**THE INPUT:**

>> start

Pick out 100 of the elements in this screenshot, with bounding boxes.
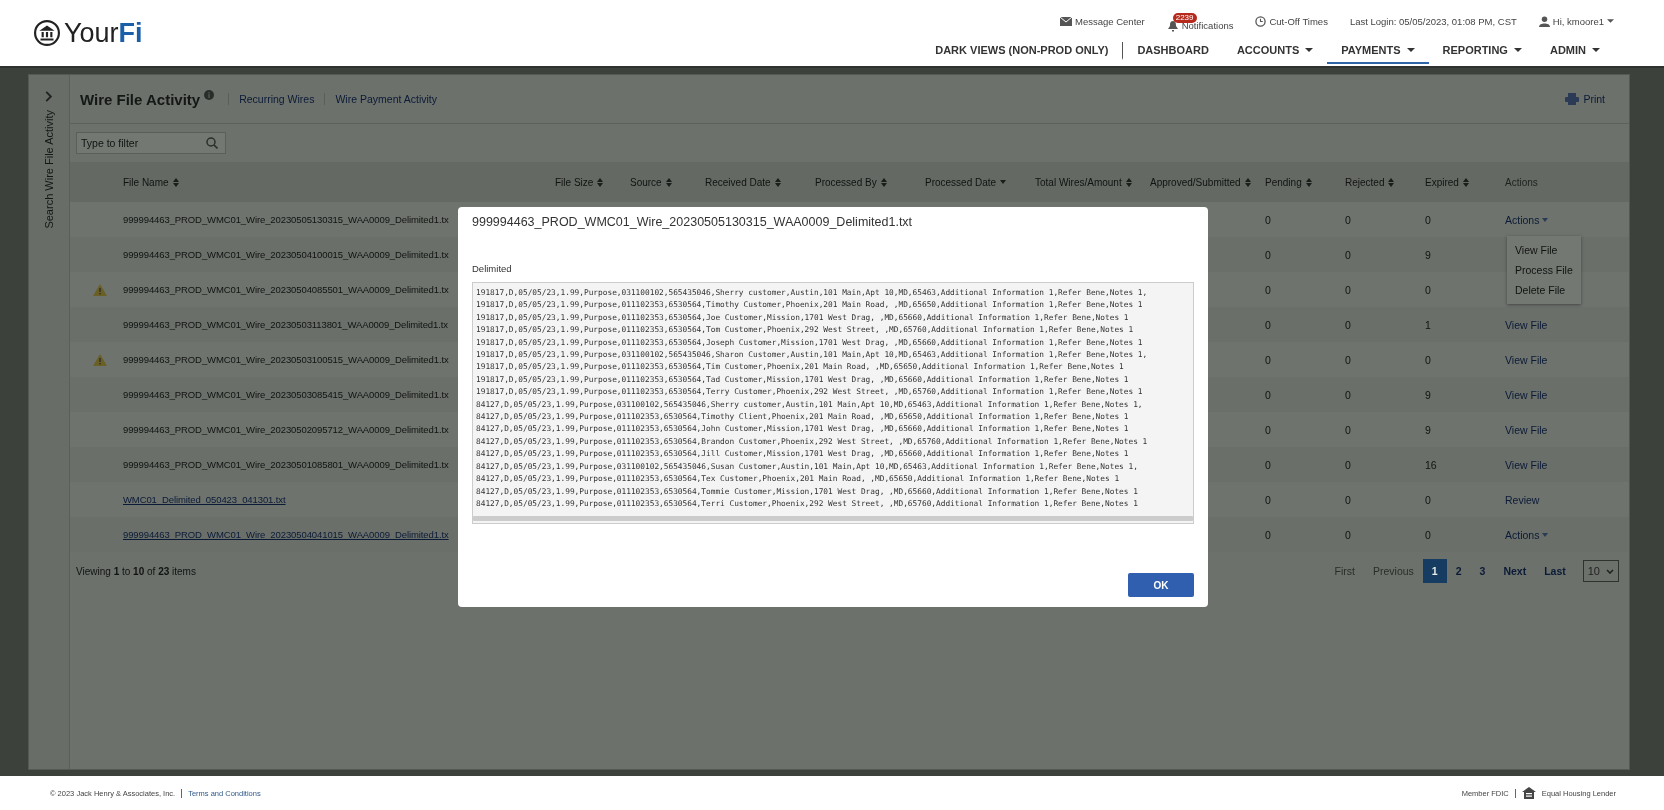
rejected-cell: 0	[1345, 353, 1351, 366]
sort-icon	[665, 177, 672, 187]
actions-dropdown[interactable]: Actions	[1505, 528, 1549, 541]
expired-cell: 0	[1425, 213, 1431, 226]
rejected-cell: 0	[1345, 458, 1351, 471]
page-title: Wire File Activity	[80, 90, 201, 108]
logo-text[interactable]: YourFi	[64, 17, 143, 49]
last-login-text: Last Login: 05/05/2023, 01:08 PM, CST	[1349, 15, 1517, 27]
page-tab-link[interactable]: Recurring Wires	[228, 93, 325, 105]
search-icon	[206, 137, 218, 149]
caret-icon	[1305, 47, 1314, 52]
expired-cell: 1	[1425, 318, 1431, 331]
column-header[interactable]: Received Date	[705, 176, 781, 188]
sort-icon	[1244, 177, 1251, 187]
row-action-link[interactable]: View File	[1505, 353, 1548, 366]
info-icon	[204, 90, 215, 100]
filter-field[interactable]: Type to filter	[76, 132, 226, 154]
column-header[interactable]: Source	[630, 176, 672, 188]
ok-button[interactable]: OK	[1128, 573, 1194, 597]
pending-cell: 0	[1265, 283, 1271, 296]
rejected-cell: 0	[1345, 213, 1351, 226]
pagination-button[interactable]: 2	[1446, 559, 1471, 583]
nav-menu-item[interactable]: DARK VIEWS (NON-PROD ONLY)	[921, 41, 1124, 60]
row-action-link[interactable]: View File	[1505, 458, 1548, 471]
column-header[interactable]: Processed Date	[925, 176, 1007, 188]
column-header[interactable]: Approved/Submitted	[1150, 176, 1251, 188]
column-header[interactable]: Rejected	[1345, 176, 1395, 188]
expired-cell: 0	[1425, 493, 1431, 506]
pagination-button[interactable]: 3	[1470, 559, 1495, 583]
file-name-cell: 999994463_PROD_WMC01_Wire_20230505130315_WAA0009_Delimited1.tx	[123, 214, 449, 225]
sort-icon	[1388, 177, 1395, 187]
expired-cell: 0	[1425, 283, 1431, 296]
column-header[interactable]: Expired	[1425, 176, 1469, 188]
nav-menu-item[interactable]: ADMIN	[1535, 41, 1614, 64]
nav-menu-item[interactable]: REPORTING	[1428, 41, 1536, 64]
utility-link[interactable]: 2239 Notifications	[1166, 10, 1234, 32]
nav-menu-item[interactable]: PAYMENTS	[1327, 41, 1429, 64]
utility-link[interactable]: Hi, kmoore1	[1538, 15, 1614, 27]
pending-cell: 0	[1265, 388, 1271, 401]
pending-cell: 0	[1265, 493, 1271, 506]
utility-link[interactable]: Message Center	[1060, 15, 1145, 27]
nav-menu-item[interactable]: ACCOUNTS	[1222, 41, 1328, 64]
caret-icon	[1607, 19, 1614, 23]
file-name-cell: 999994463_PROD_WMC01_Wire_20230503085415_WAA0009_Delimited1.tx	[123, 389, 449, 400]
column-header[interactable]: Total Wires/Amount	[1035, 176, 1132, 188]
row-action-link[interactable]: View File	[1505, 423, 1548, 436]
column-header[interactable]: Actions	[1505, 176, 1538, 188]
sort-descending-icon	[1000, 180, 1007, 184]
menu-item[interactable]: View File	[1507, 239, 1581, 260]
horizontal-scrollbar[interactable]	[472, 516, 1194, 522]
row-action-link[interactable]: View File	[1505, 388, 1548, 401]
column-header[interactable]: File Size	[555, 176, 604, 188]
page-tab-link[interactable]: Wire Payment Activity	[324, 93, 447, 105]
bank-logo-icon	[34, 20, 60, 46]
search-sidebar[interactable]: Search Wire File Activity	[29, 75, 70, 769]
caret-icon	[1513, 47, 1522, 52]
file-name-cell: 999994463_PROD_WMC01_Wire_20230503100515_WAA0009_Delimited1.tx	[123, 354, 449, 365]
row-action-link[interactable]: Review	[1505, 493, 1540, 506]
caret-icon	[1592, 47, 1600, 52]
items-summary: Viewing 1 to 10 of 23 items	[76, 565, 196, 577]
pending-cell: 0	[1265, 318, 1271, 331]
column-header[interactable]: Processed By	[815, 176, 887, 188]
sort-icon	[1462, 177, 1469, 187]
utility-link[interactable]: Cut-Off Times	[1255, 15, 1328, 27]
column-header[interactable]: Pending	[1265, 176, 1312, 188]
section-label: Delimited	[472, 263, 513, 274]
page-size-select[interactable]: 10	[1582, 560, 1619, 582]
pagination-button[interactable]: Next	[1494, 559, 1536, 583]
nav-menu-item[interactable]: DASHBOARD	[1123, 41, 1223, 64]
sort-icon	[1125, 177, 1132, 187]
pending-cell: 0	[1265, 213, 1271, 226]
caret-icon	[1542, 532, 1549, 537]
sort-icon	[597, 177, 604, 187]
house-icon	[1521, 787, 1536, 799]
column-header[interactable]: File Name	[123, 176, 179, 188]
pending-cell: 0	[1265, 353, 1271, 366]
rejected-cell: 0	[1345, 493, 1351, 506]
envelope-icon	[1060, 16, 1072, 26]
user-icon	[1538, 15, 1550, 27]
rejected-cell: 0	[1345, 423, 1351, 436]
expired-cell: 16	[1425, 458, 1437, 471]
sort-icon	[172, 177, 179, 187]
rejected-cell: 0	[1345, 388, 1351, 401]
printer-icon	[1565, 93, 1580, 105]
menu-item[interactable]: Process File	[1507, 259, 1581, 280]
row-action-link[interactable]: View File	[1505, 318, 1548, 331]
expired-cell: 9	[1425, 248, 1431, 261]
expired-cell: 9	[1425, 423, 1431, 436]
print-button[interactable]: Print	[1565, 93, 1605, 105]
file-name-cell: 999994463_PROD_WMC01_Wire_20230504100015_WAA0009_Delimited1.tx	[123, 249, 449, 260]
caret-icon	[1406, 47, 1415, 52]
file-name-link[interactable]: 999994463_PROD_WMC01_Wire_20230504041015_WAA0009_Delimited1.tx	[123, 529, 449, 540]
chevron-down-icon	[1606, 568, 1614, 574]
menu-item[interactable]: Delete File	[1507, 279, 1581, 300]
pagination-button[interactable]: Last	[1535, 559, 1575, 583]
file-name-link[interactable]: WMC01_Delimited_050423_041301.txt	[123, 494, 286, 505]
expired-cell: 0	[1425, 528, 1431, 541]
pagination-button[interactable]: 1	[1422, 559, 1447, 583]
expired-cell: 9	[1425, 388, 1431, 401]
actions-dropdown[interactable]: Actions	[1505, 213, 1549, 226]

>> end

**WHAT THE EXERCISE ASKS:**
From the records above, return the lines running from the line with "353, 1351, 366]" to the line with "page-title: Wire File", both included, copied verbatim.

**SOLUTION FOR THIS TASK:**
rejected-cell: 0	[1345, 353, 1351, 366]
sort-icon	[665, 177, 672, 187]
actions-dropdown[interactable]: Actions	[1505, 528, 1549, 541]
expired-cell: 0	[1425, 213, 1431, 226]
rejected-cell: 0	[1345, 458, 1351, 471]
page-title: Wire File Activity	[80, 90, 201, 108]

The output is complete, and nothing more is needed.